***** Listed records

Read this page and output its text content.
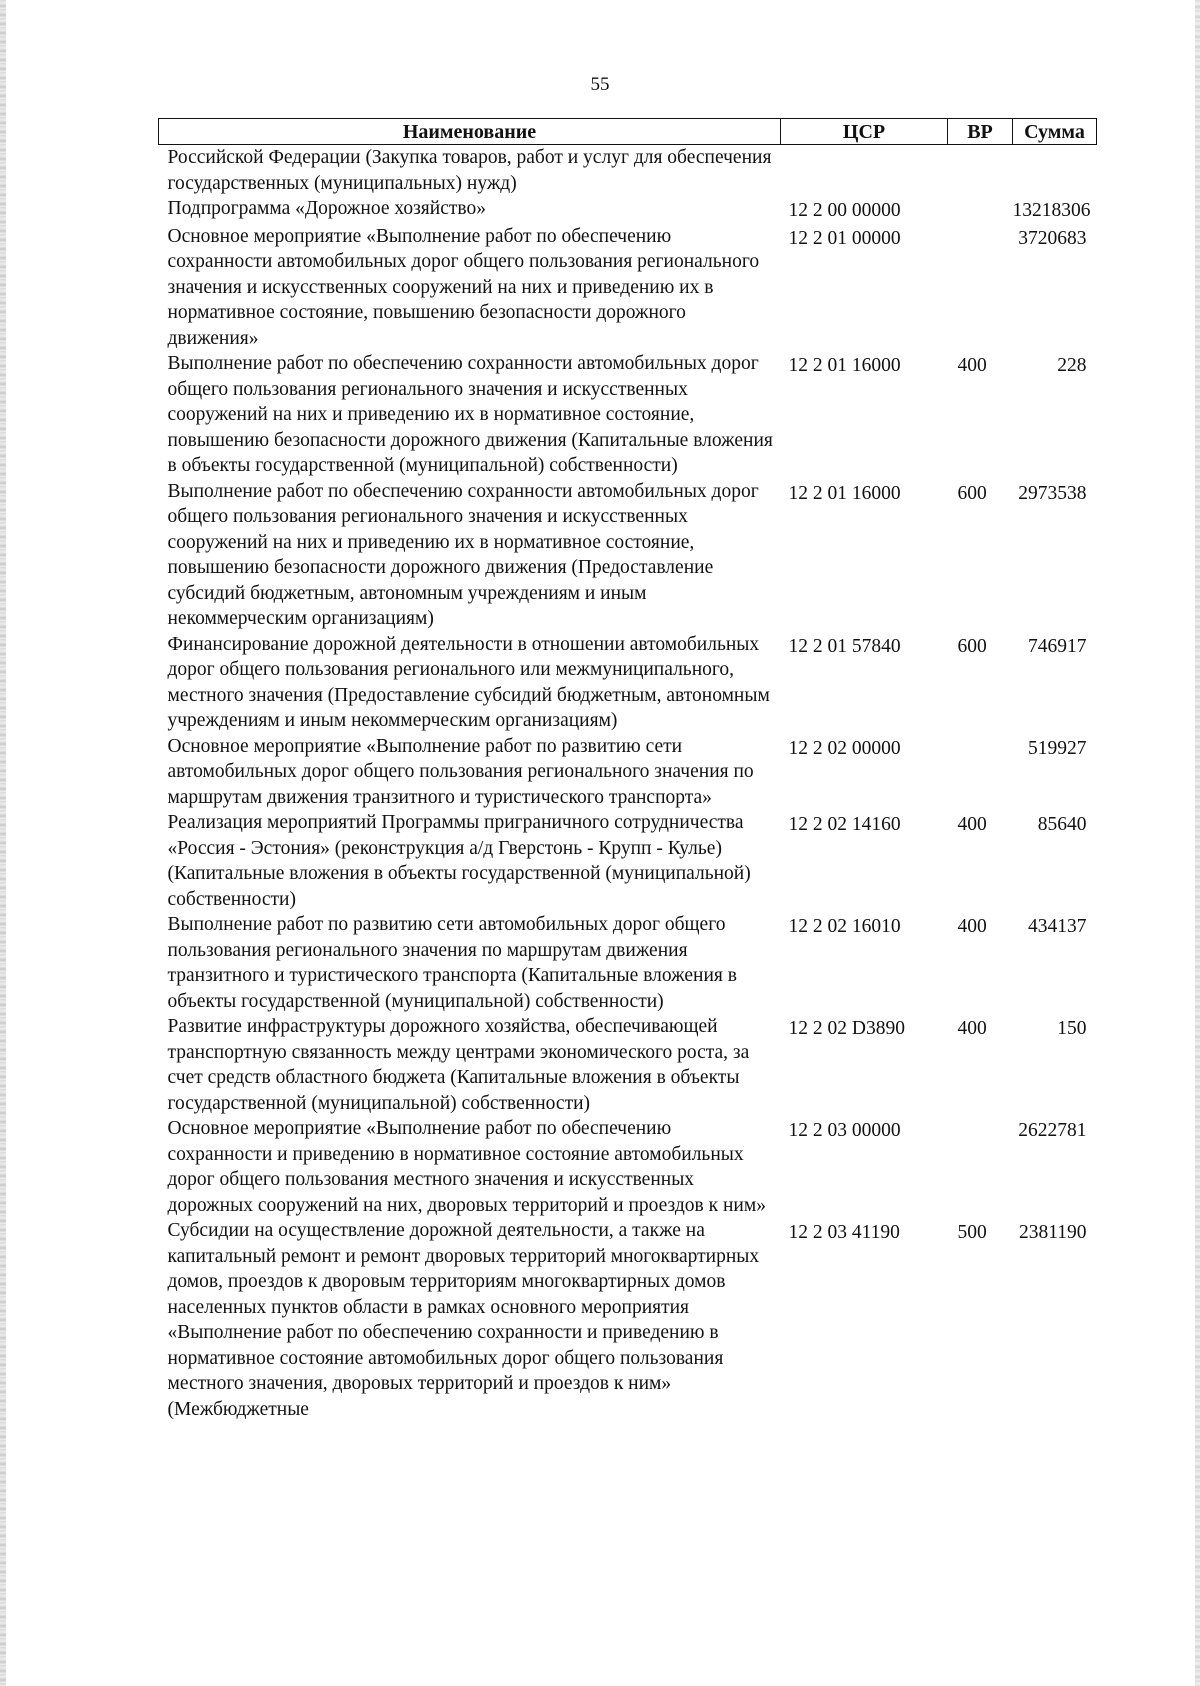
55
Наименование	ЦСР	ВР	Сумма
Российской Федерации (Закупка товаров, работ и услуг для обеспечения государственных (муниципальных) нужд)			
Подпрограмма «Дорожное хозяйство»	12 2 00 00000		13218306
Основное мероприятие «Выполнение работ по обеспечению сохранности автомобильных дорог общего пользования регионального значения и искусственных сооружений на них и приведению их в нормативное состояние, повышению безопасности дорожного движения»	12 2 01 00000		3720683
Выполнение работ по обеспечению сохранности автомобильных дорог общего пользования регионального значения и искусственных сооружений на них и приведению их в нормативное состояние, повышению безопасности дорожного движения (Капитальные вложения в объекты государственной (муниципальной) собственности)	12 2 01 16000	400	228
Выполнение работ по обеспечению сохранности автомобильных дорог общего пользования регионального значения и искусственных сооружений на них и приведению их в нормативное состояние, повышению безопасности дорожного движения (Предоставление субсидий бюджетным, автономным учреждениям и иным некоммерческим организациям)	12 2 01 16000	600	2973538
Финансирование дорожной деятельности в отношении автомобильных дорог общего пользования регионального или межмуниципального, местного значения (Предоставление субсидий бюджетным, автономным учреждениям и иным некоммерческим организациям)	12 2 01 57840	600	746917
Основное мероприятие «Выполнение работ по развитию сети автомобильных дорог общего пользования регионального значения по маршрутам движения транзитного и туристического транспорта»	12 2 02 00000		519927
Реализация мероприятий Программы приграничного сотрудничества «Россия - Эстония» (реконструкция а/д Гверстонь - Крупп - Кулье) (Капитальные вложения в объекты государственной (муниципальной) собственности)	12 2 02 14160	400	85640
Выполнение работ по развитию сети автомобильных дорог общего пользования регионального значения по маршрутам движения транзитного и туристического транспорта (Капитальные вложения в объекты государственной (муниципальной) собственности)	12 2 02 16010	400	434137
Развитие инфраструктуры дорожного хозяйства, обеспечивающей транспортную связанность между центрами экономического роста, за счет средств областного бюджета (Капитальные вложения в объекты государственной (муниципальной) собственности)	12 2 02 D3890	400	150
Основное мероприятие «Выполнение работ по обеспечению сохранности и приведению в нормативное состояние автомобильных дорог общего пользования местного значения и искусственных дорожных сооружений на них, дворовых территорий и проездов к ним»	12 2 03 00000		2622781
Субсидии на осуществление дорожной деятельности, а также на капитальный ремонт и ремонт дворовых территорий многоквартирных домов, проездов к дворовым территориям многоквартирных домов населенных пунктов области в рамках основного мероприятия «Выполнение работ по обеспечению сохранности и приведению в нормативное состояние автомобильных дорог общего пользования местного значения, дворовых территорий и проездов к ним» (Межбюджетные	12 2 03 41190	500	2381190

**********

Required work:
Copy the records above exactly. The pictures are not part of the copy.

Reply to the task:
Read this page and output its text content.
55
Наименование	ЦСР	ВР	Сумма
Российской Федерации (Закупка товаров, работ и услуг для обеспечения государственных (муниципальных) нужд)			
Подпрограмма «Дорожное хозяйство»	12 2 00 00000		13218306
Основное мероприятие «Выполнение работ по обеспечению сохранности автомобильных дорог общего пользования регионального значения и искусственных сооружений на них и приведению их в нормативное состояние, повышению безопасности дорожного движения»	12 2 01 00000		3720683
Выполнение работ по обеспечению сохранности автомобильных дорог общего пользования регионального значения и искусственных сооружений на них и приведению их в нормативное состояние, повышению безопасности дорожного движения (Капитальные вложения в объекты государственной (муниципальной) собственности)	12 2 01 16000	400	228
Выполнение работ по обеспечению сохранности автомобильных дорог общего пользования регионального значения и искусственных сооружений на них и приведению их в нормативное состояние, повышению безопасности дорожного движения (Предоставление субсидий бюджетным, автономным учреждениям и иным некоммерческим организациям)	12 2 01 16000	600	2973538
Финансирование дорожной деятельности в отношении автомобильных дорог общего пользования регионального или межмуниципального, местного значения (Предоставление субсидий бюджетным, автономным учреждениям и иным некоммерческим организациям)	12 2 01 57840	600	746917
Основное мероприятие «Выполнение работ по развитию сети автомобильных дорог общего пользования регионального значения по маршрутам движения транзитного и туристического транспорта»	12 2 02 00000		519927
Реализация мероприятий Программы приграничного сотрудничества «Россия - Эстония» (реконструкция а/д Гверстонь - Крупп - Кулье) (Капитальные вложения в объекты государственной (муниципальной) собственности)	12 2 02 14160	400	85640
Выполнение работ по развитию сети автомобильных дорог общего пользования регионального значения по маршрутам движения транзитного и туристического транспорта (Капитальные вложения в объекты государственной (муниципальной) собственности)	12 2 02 16010	400	434137
Развитие инфраструктуры дорожного хозяйства, обеспечивающей транспортную связанность между центрами экономического роста, за счет средств областного бюджета (Капитальные вложения в объекты государственной (муниципальной) собственности)	12 2 02 D3890	400	150
Основное мероприятие «Выполнение работ по обеспечению сохранности и приведению в нормативное состояние автомобильных дорог общего пользования местного значения и искусственных дорожных сооружений на них, дворовых территорий и проездов к ним»	12 2 03 00000		2622781
Субсидии на осуществление дорожной деятельности, а также на капитальный ремонт и ремонт дворовых территорий многоквартирных домов, проездов к дворовым территориям многоквартирных домов населенных пунктов области в рамках основного мероприятия «Выполнение работ по обеспечению сохранности и приведению в нормативное состояние автомобильных дорог общего пользования местного значения, дворовых территорий и проездов к ним» (Межбюджетные	12 2 03 41190	500	2381190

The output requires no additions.